• Problem to solve: Could you write out every record below exactly, leaving out any pictures?

• Recorded data:
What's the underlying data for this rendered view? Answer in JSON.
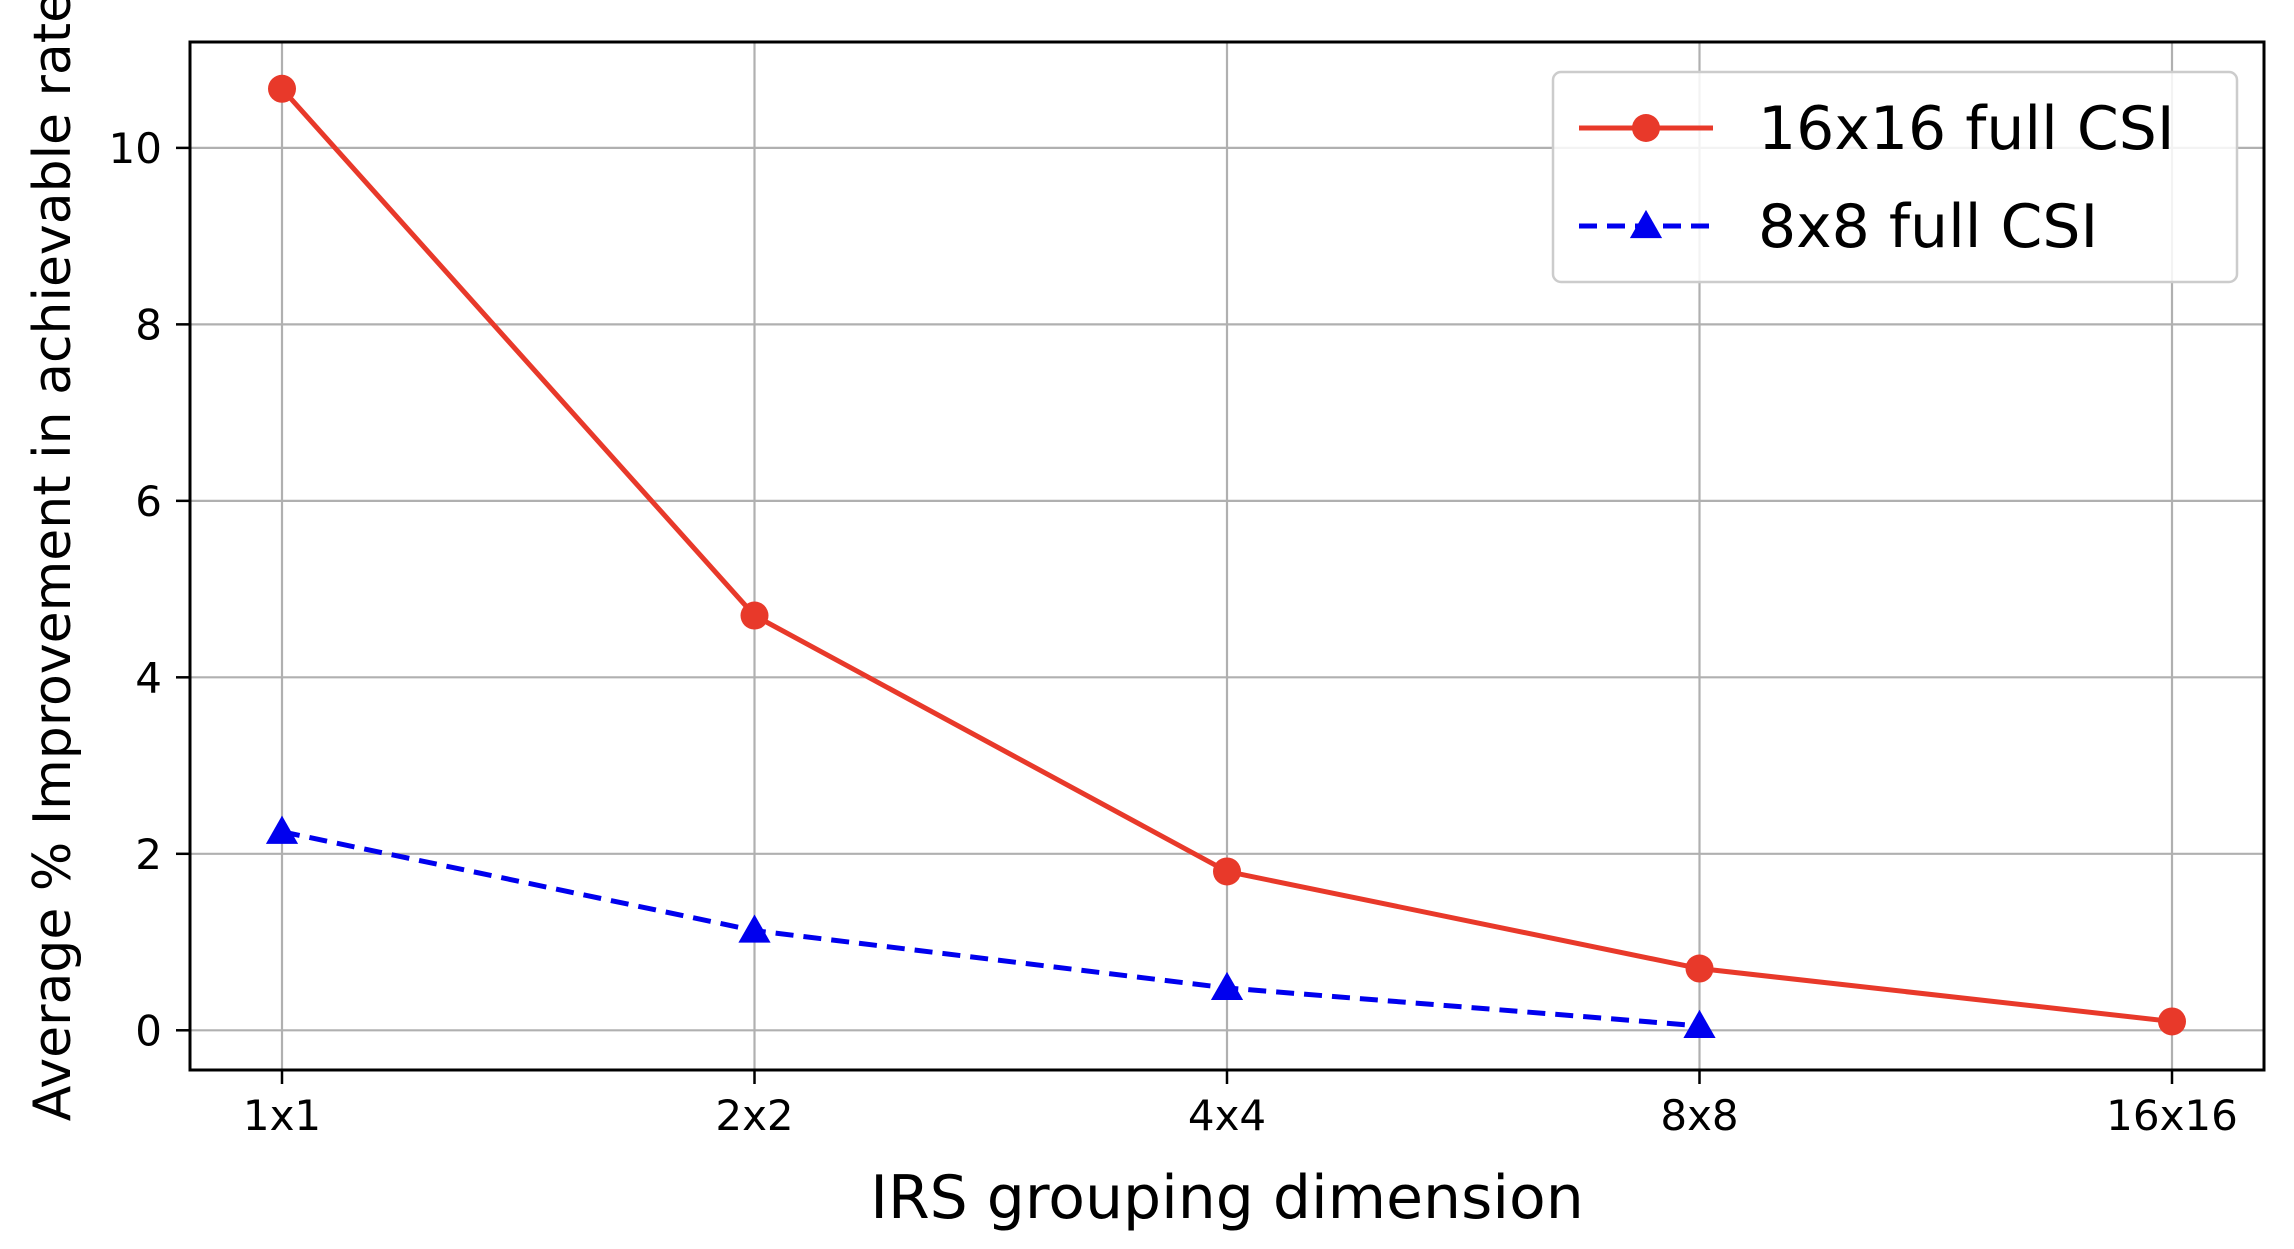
{
  "chart_data": {
    "type": "line",
    "title": "",
    "xlabel": "IRS grouping dimension",
    "ylabel": "Average % Improvement in achievable rate",
    "categories": [
      "1x1",
      "2x2",
      "4x4",
      "8x8",
      "16x16"
    ],
    "ylim": [
      -0.45,
      11.2
    ],
    "yticks": [
      0,
      2,
      4,
      6,
      8,
      10
    ],
    "grid": true,
    "legend_position": "top-right",
    "series": [
      {
        "name": "16x16 full CSI",
        "values": [
          10.67,
          4.7,
          1.8,
          0.7,
          0.1
        ],
        "color": "#e8392a",
        "line_style": "solid",
        "marker": "circle"
      },
      {
        "name": "8x8 full CSI",
        "values": [
          2.25,
          1.13,
          0.48,
          0.05,
          null
        ],
        "color": "#0000ee",
        "line_style": "dashed",
        "marker": "triangle"
      }
    ]
  }
}
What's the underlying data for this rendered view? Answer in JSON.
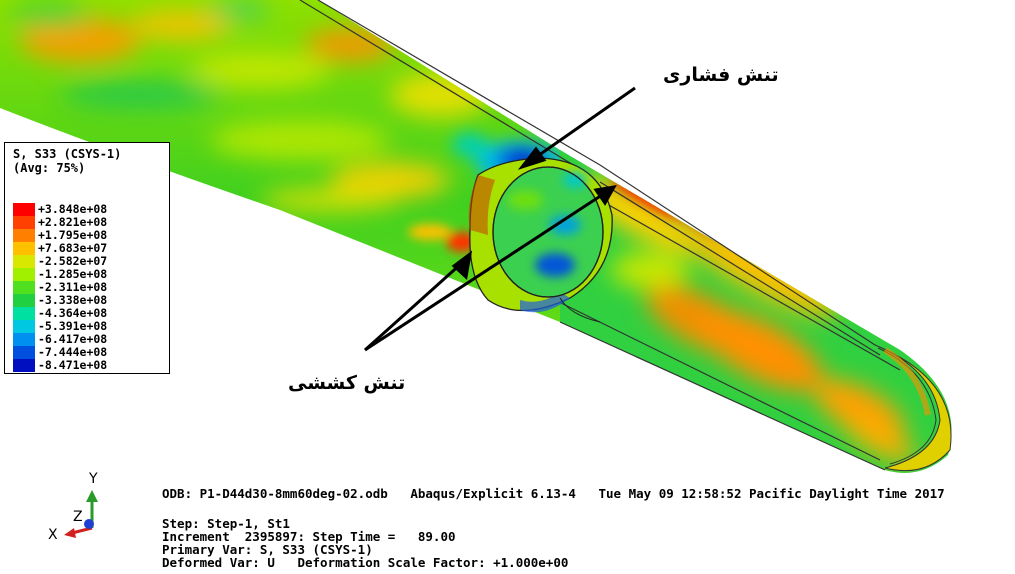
{
  "legend": {
    "title_line1": "S, S33 (CSYS-1)",
    "title_line2": "(Avg: 75%)",
    "items": [
      {
        "value": "+3.848e+08",
        "color": "#ff0000"
      },
      {
        "value": "+2.821e+08",
        "color": "#ff4000"
      },
      {
        "value": "+1.795e+08",
        "color": "#ff8000"
      },
      {
        "value": "+7.683e+07",
        "color": "#ffc000"
      },
      {
        "value": "-2.582e+07",
        "color": "#d8e800"
      },
      {
        "value": "-1.285e+08",
        "color": "#a0f000"
      },
      {
        "value": "-2.311e+08",
        "color": "#50e020"
      },
      {
        "value": "-3.338e+08",
        "color": "#20d040"
      },
      {
        "value": "-4.364e+08",
        "color": "#00e0a0"
      },
      {
        "value": "-5.391e+08",
        "color": "#00c8e0"
      },
      {
        "value": "-6.417e+08",
        "color": "#0090f0"
      },
      {
        "value": "-7.444e+08",
        "color": "#0050e0"
      },
      {
        "value": "-8.471e+08",
        "color": "#0010c0"
      }
    ]
  },
  "annotations": {
    "compressive": "تنش فشاری",
    "tensile": "تنش کششی"
  },
  "triad": {
    "y": "Y",
    "z": "Z",
    "x": "X"
  },
  "info": {
    "odb_line": "ODB: P1-D44d30-8mm60deg-02.odb   Abaqus/Explicit 6.13-4   Tue May 09 12:58:52 Pacific Daylight Time 2017",
    "step_line": "Step: Step-1, St1",
    "increment_line": "Increment  2395897: Step Time =   89.00",
    "primary_line": "Primary Var: S, S33 (CSYS-1)",
    "deformed_line": "Deformed Var: U   Deformation Scale Factor: +1.000e+00"
  }
}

• Result of this exercise:
What's the underlying data for this rendered view? Answer in JSON.
{
  "chart_data": {
    "type": "line",
    "title": "",
    "xlabel": "IRS grouping dimension",
    "ylabel": "Average % Improvement in achievable rate",
    "categories": [
      "1x1",
      "2x2",
      "4x4",
      "8x8",
      "16x16"
    ],
    "ylim": [
      -0.45,
      11.2
    ],
    "yticks": [
      0,
      2,
      4,
      6,
      8,
      10
    ],
    "grid": true,
    "legend_position": "top-right",
    "series": [
      {
        "name": "16x16 full CSI",
        "values": [
          10.67,
          4.7,
          1.8,
          0.7,
          0.1
        ],
        "color": "#e8392a",
        "line_style": "solid",
        "marker": "circle"
      },
      {
        "name": "8x8 full CSI",
        "values": [
          2.25,
          1.13,
          0.48,
          0.05,
          null
        ],
        "color": "#0000ee",
        "line_style": "dashed",
        "marker": "triangle"
      }
    ]
  }
}
What's the underlying data for this rendered view? Answer in JSON.
{
  "legend": {
    "title_line1": "S, S33 (CSYS-1)",
    "title_line2": "(Avg: 75%)",
    "items": [
      {
        "value": "+3.848e+08",
        "color": "#ff0000"
      },
      {
        "value": "+2.821e+08",
        "color": "#ff4000"
      },
      {
        "value": "+1.795e+08",
        "color": "#ff8000"
      },
      {
        "value": "+7.683e+07",
        "color": "#ffc000"
      },
      {
        "value": "-2.582e+07",
        "color": "#d8e800"
      },
      {
        "value": "-1.285e+08",
        "color": "#a0f000"
      },
      {
        "value": "-2.311e+08",
        "color": "#50e020"
      },
      {
        "value": "-3.338e+08",
        "color": "#20d040"
      },
      {
        "value": "-4.364e+08",
        "color": "#00e0a0"
      },
      {
        "value": "-5.391e+08",
        "color": "#00c8e0"
      },
      {
        "value": "-6.417e+08",
        "color": "#0090f0"
      },
      {
        "value": "-7.444e+08",
        "color": "#0050e0"
      },
      {
        "value": "-8.471e+08",
        "color": "#0010c0"
      }
    ]
  },
  "annotations": {
    "compressive": "تنش فشاری",
    "tensile": "تنش کششی"
  },
  "triad": {
    "y": "Y",
    "z": "Z",
    "x": "X"
  },
  "info": {
    "odb_line": "ODB: P1-D44d30-8mm60deg-02.odb   Abaqus/Explicit 6.13-4   Tue May 09 12:58:52 Pacific Daylight Time 2017",
    "step_line": "Step: Step-1, St1",
    "increment_line": "Increment  2395897: Step Time =   89.00",
    "primary_line": "Primary Var: S, S33 (CSYS-1)",
    "deformed_line": "Deformed Var: U   Deformation Scale Factor: +1.000e+00"
  }
}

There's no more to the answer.